= EXERCISE BRIEF =
The expected output is every line of the data exactly as shown, minus the images.
*** Opening of EXTRACTED INFORMATION ***
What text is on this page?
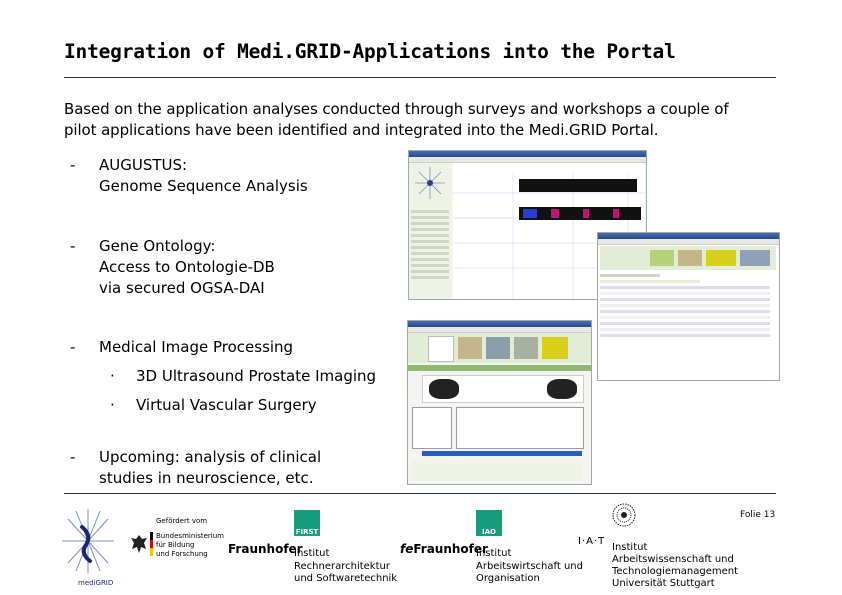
Integration of Medi.GRID-Applications into the Portal
Based on the application analyses conducted through surveys and workshops a couple of
pilot applications have been identified and integrated into the Medi.GRID Portal.
- AUGUSTUS:
Genome Sequence Analysis
- Gene Ontology:
Access to Ontologie-DB
via secured OGSA-DAI
- Medical Image Processing
· 3D Ultrasound Prostate Imaging
· Virtual Vascular Surgery
- Upcoming: analysis of clinical
studies in neuroscience, etc.
Folie 13
mediGRID
Gefördert vom
Bundesministerium
für Bildung
und Forschung Fraunhofer
FIRST
Institut
Rechnerarchitektur
und Softwaretechnik
feFraunhofer
IAO
Institut
Arbeitswirtschaft und
Organisation
I·A·T
Institut
Arbeitswissenschaft und
Technologiemanagement
Universität Stuttgart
*** Close of EXTRACTED INFORMATION ***
= RESULT OF THIS TASK =
What text is on this page?
Integration of Medi.GRID-Applications into the Portal
Based on the application analyses conducted through surveys and workshops a couple of
pilot applications have been identified and integrated into the Medi.GRID Portal.
- AUGUSTUS:
Genome Sequence Analysis
- Gene Ontology:
Access to Ontologie-DB
via secured OGSA-DAI
- Medical Image Processing
· 3D Ultrasound Prostate Imaging
· Virtual Vascular Surgery
- Upcoming: analysis of clinical
studies in neuroscience, etc.
Folie 13
mediGRID
Gefördert vom
Bundesministerium
für Bildung
und Forschung Fraunhofer
FIRST
Institut
Rechnerarchitektur
und Softwaretechnik
feFraunhofer
IAO
Institut
Arbeitswirtschaft und
Organisation
I·A·T
Institut
Arbeitswissenschaft und
Technologiemanagement
Universität Stuttgart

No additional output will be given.